◆ Exercise task ◆
Leaving out the pictures, retype all the material exactly.

◆ Data lines ◆
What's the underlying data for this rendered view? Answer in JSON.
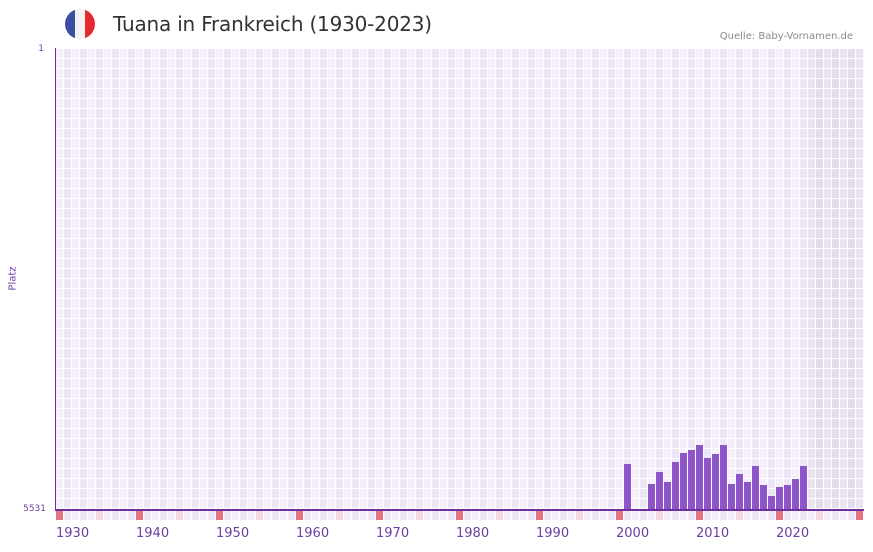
{
  "header": {
    "title": "Tuana in Frankreich (1930-2023)",
    "source": "Quelle: Baby-Vornamen.de",
    "flag": {
      "icon": "france-flag-icon",
      "colors": [
        "#3b4fa0",
        "#f2f2f2",
        "#e52a2f"
      ]
    }
  },
  "colors": {
    "bar": "#8e55c8",
    "axis": "#6b2fa0",
    "grid_light": "#f3effb",
    "grid_dark": "#ece6f7",
    "future_light": "#e9e5f0",
    "future_dark": "#e2dced",
    "decade_marker": "#e57480",
    "half_decade_marker": "#f5d8e0",
    "tick_text": "#6b3fa0"
  },
  "chart_data": {
    "type": "bar",
    "title": "Tuana in Frankreich (1930-2023)",
    "xlabel": "",
    "ylabel": "Platz",
    "y_inverted": true,
    "ylim": [
      1,
      5531
    ],
    "xlim": [
      1930,
      2030
    ],
    "x_tick_labels": [
      "1930",
      "1940",
      "1950",
      "1960",
      "1970",
      "1980",
      "1990",
      "2000",
      "2010",
      "2020"
    ],
    "y_tick_labels": [
      "1",
      "5531"
    ],
    "grid": true,
    "legend": null,
    "future_shaded_from": 2024,
    "categories": [
      2001,
      2004,
      2005,
      2006,
      2007,
      2008,
      2009,
      2010,
      2011,
      2012,
      2013,
      2014,
      2015,
      2016,
      2017,
      2018,
      2019,
      2020,
      2021,
      2022,
      2023
    ],
    "series": [
      {
        "name": "Platz",
        "values": [
          4979,
          5218,
          5074,
          5194,
          4955,
          4847,
          4811,
          4751,
          4907,
          4859,
          4751,
          5218,
          5098,
          5194,
          5003,
          5230,
          5362,
          5254,
          5230,
          5158,
          5003
        ]
      }
    ]
  },
  "axis": {
    "y_top": "1",
    "y_bottom": "5531",
    "y_label": "Platz",
    "x_labels": [
      "1930",
      "1940",
      "1950",
      "1960",
      "1970",
      "1980",
      "1990",
      "2000",
      "2010",
      "2020"
    ]
  }
}
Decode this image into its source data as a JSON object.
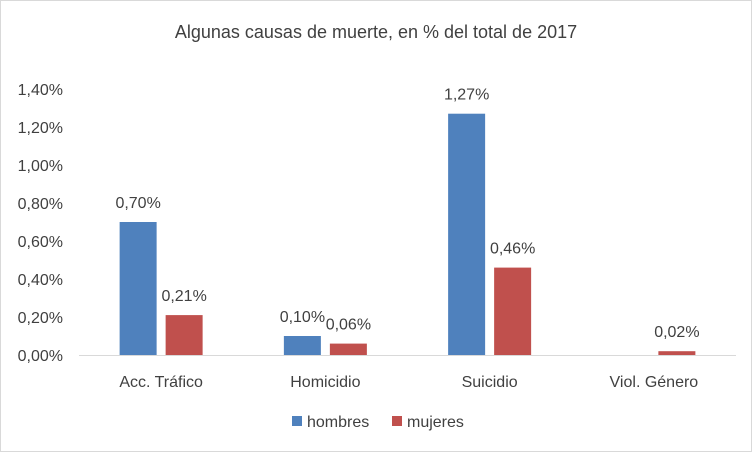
{
  "chart_data": {
    "type": "bar",
    "title": "Algunas causas de muerte, en % del total de 2017",
    "categories": [
      "Acc. Tráfico",
      "Homicidio",
      "Suicidio",
      "Viol. Género"
    ],
    "series": [
      {
        "name": "hombres",
        "color": "#4F81BD",
        "values": [
          0.7,
          0.1,
          1.27,
          null
        ],
        "labels": [
          "0,70%",
          "0,10%",
          "1,27%",
          ""
        ]
      },
      {
        "name": "mujeres",
        "color": "#C0504D",
        "values": [
          0.21,
          0.06,
          0.46,
          0.02
        ],
        "labels": [
          "0,21%",
          "0,06%",
          "0,46%",
          "0,02%"
        ]
      }
    ],
    "ylim": [
      0,
      1.4
    ],
    "yticks": [
      0,
      0.2,
      0.4,
      0.6,
      0.8,
      1.0,
      1.2,
      1.4
    ],
    "ytick_labels": [
      "0,00%",
      "0,20%",
      "0,40%",
      "0,60%",
      "0,80%",
      "1,00%",
      "1,20%",
      "1,40%"
    ],
    "grid": false,
    "legend_position": "bottom",
    "axis_color": "#d9d9d9"
  }
}
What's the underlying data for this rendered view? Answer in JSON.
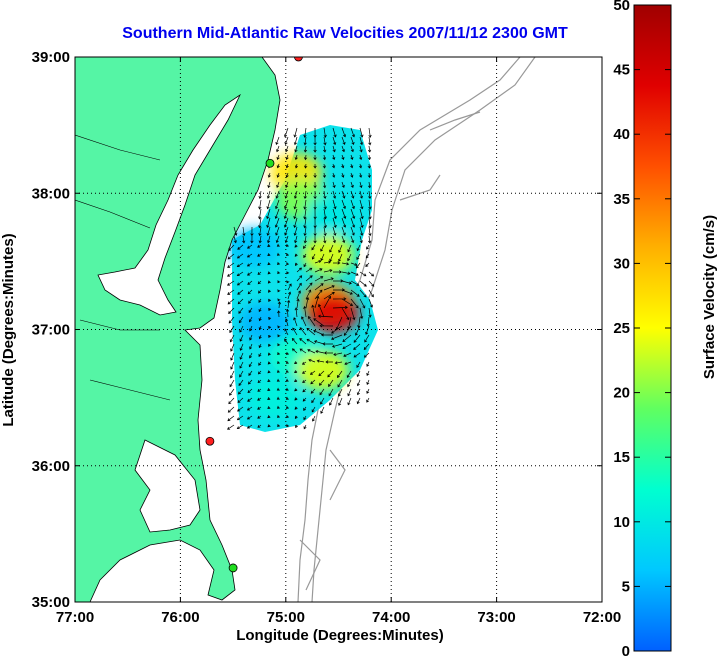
{
  "chart_data": {
    "type": "vector-field-map",
    "title": "Southern Mid-Atlantic Raw Velocities 2007/11/12 2300 GMT",
    "xlabel": "Longitude (Degrees:Minutes)",
    "ylabel": "Latitude (Degrees:Minutes)",
    "x_ticks": [
      "77:00",
      "76:00",
      "75:00",
      "74:00",
      "73:00",
      "72:00"
    ],
    "y_ticks": [
      "39:00",
      "38:00",
      "37:00",
      "36:00",
      "35:00"
    ],
    "xlim": [
      -77,
      -72
    ],
    "ylim": [
      35,
      39
    ],
    "grid": "dotted",
    "colorbar": {
      "label": "Surface Velocity (cm/s)",
      "range": [
        0,
        50
      ],
      "ticks": [
        "50",
        "45",
        "40",
        "35",
        "30",
        "25",
        "20",
        "15",
        "10",
        "5",
        "0"
      ],
      "colors": [
        "#0060ff",
        "#00c8ff",
        "#00ffd0",
        "#60ff60",
        "#ffff00",
        "#ffb000",
        "#ff5000",
        "#e00000",
        "#a00000"
      ]
    },
    "colors": {
      "land": "#55f5a5",
      "land_edge": "#000000",
      "bathymetry": "#999999",
      "title": "#0000ee",
      "station_red": "#ff2020",
      "station_green": "#20dd20"
    },
    "stations": [
      {
        "lon": -74.88,
        "lat": 39.0,
        "color": "red"
      },
      {
        "lon": -75.15,
        "lat": 38.22,
        "color": "green"
      },
      {
        "lon": -75.72,
        "lat": 36.18,
        "color": "red"
      },
      {
        "lon": -75.5,
        "lat": 35.25,
        "color": "green"
      }
    ],
    "speed_patches": [
      {
        "lon": -74.9,
        "lat": 38.15,
        "speed": 27
      },
      {
        "lon": -74.85,
        "lat": 37.95,
        "speed": 20
      },
      {
        "lon": -74.55,
        "lat": 37.85,
        "speed": 10
      },
      {
        "lon": -75.3,
        "lat": 37.6,
        "speed": 6
      },
      {
        "lon": -74.6,
        "lat": 37.55,
        "speed": 24
      },
      {
        "lon": -74.6,
        "lat": 37.2,
        "speed": 33
      },
      {
        "lon": -74.55,
        "lat": 37.12,
        "speed": 44
      },
      {
        "lon": -75.2,
        "lat": 37.05,
        "speed": 5
      },
      {
        "lon": -74.9,
        "lat": 36.8,
        "speed": 13
      },
      {
        "lon": -74.65,
        "lat": 36.7,
        "speed": 24
      },
      {
        "lon": -75.1,
        "lat": 36.5,
        "speed": 11
      }
    ]
  }
}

◆ Response ◆
What's the underlying data for this rendered view? Answer in JSON.
{
  "header": {
    "title": "Tuana in Frankreich (1930-2023)",
    "source": "Quelle: Baby-Vornamen.de",
    "flag": {
      "icon": "france-flag-icon",
      "colors": [
        "#3b4fa0",
        "#f2f2f2",
        "#e52a2f"
      ]
    }
  },
  "colors": {
    "bar": "#8e55c8",
    "axis": "#6b2fa0",
    "grid_light": "#f3effb",
    "grid_dark": "#ece6f7",
    "future_light": "#e9e5f0",
    "future_dark": "#e2dced",
    "decade_marker": "#e57480",
    "half_decade_marker": "#f5d8e0",
    "tick_text": "#6b3fa0"
  },
  "chart_data": {
    "type": "bar",
    "title": "Tuana in Frankreich (1930-2023)",
    "xlabel": "",
    "ylabel": "Platz",
    "y_inverted": true,
    "ylim": [
      1,
      5531
    ],
    "xlim": [
      1930,
      2030
    ],
    "x_tick_labels": [
      "1930",
      "1940",
      "1950",
      "1960",
      "1970",
      "1980",
      "1990",
      "2000",
      "2010",
      "2020"
    ],
    "y_tick_labels": [
      "1",
      "5531"
    ],
    "grid": true,
    "legend": null,
    "future_shaded_from": 2024,
    "categories": [
      2001,
      2004,
      2005,
      2006,
      2007,
      2008,
      2009,
      2010,
      2011,
      2012,
      2013,
      2014,
      2015,
      2016,
      2017,
      2018,
      2019,
      2020,
      2021,
      2022,
      2023
    ],
    "series": [
      {
        "name": "Platz",
        "values": [
          4979,
          5218,
          5074,
          5194,
          4955,
          4847,
          4811,
          4751,
          4907,
          4859,
          4751,
          5218,
          5098,
          5194,
          5003,
          5230,
          5362,
          5254,
          5230,
          5158,
          5003
        ]
      }
    ]
  },
  "axis": {
    "y_top": "1",
    "y_bottom": "5531",
    "y_label": "Platz",
    "x_labels": [
      "1930",
      "1940",
      "1950",
      "1960",
      "1970",
      "1980",
      "1990",
      "2000",
      "2010",
      "2020"
    ]
  }
}
Decode this image into its source data as a JSON object.
{
  "chart_data": {
    "type": "bar",
    "title": "Algunas causas de muerte, en % del total de 2017",
    "categories": [
      "Acc. Tráfico",
      "Homicidio",
      "Suicidio",
      "Viol. Género"
    ],
    "series": [
      {
        "name": "hombres",
        "color": "#4F81BD",
        "values": [
          0.7,
          0.1,
          1.27,
          null
        ],
        "labels": [
          "0,70%",
          "0,10%",
          "1,27%",
          ""
        ]
      },
      {
        "name": "mujeres",
        "color": "#C0504D",
        "values": [
          0.21,
          0.06,
          0.46,
          0.02
        ],
        "labels": [
          "0,21%",
          "0,06%",
          "0,46%",
          "0,02%"
        ]
      }
    ],
    "ylim": [
      0,
      1.4
    ],
    "yticks": [
      0,
      0.2,
      0.4,
      0.6,
      0.8,
      1.0,
      1.2,
      1.4
    ],
    "ytick_labels": [
      "0,00%",
      "0,20%",
      "0,40%",
      "0,60%",
      "0,80%",
      "1,00%",
      "1,20%",
      "1,40%"
    ],
    "grid": false,
    "legend_position": "bottom",
    "axis_color": "#d9d9d9"
  }
}
What's the underlying data for this rendered view? Answer in JSON.
{
  "chart_data": {
    "type": "vector-field-map",
    "title": "Southern Mid-Atlantic Raw Velocities 2007/11/12 2300 GMT",
    "xlabel": "Longitude (Degrees:Minutes)",
    "ylabel": "Latitude (Degrees:Minutes)",
    "x_ticks": [
      "77:00",
      "76:00",
      "75:00",
      "74:00",
      "73:00",
      "72:00"
    ],
    "y_ticks": [
      "39:00",
      "38:00",
      "37:00",
      "36:00",
      "35:00"
    ],
    "xlim": [
      -77,
      -72
    ],
    "ylim": [
      35,
      39
    ],
    "grid": "dotted",
    "colorbar": {
      "label": "Surface Velocity (cm/s)",
      "range": [
        0,
        50
      ],
      "ticks": [
        "50",
        "45",
        "40",
        "35",
        "30",
        "25",
        "20",
        "15",
        "10",
        "5",
        "0"
      ],
      "colors": [
        "#0060ff",
        "#00c8ff",
        "#00ffd0",
        "#60ff60",
        "#ffff00",
        "#ffb000",
        "#ff5000",
        "#e00000",
        "#a00000"
      ]
    },
    "colors": {
      "land": "#55f5a5",
      "land_edge": "#000000",
      "bathymetry": "#999999",
      "title": "#0000ee",
      "station_red": "#ff2020",
      "station_green": "#20dd20"
    },
    "stations": [
      {
        "lon": -74.88,
        "lat": 39.0,
        "color": "red"
      },
      {
        "lon": -75.15,
        "lat": 38.22,
        "color": "green"
      },
      {
        "lon": -75.72,
        "lat": 36.18,
        "color": "red"
      },
      {
        "lon": -75.5,
        "lat": 35.25,
        "color": "green"
      }
    ],
    "speed_patches": [
      {
        "lon": -74.9,
        "lat": 38.15,
        "speed": 27
      },
      {
        "lon": -74.85,
        "lat": 37.95,
        "speed": 20
      },
      {
        "lon": -74.55,
        "lat": 37.85,
        "speed": 10
      },
      {
        "lon": -75.3,
        "lat": 37.6,
        "speed": 6
      },
      {
        "lon": -74.6,
        "lat": 37.55,
        "speed": 24
      },
      {
        "lon": -74.6,
        "lat": 37.2,
        "speed": 33
      },
      {
        "lon": -74.55,
        "lat": 37.12,
        "speed": 44
      },
      {
        "lon": -75.2,
        "lat": 37.05,
        "speed": 5
      },
      {
        "lon": -74.9,
        "lat": 36.8,
        "speed": 13
      },
      {
        "lon": -74.65,
        "lat": 36.7,
        "speed": 24
      },
      {
        "lon": -75.1,
        "lat": 36.5,
        "speed": 11
      }
    ]
  }
}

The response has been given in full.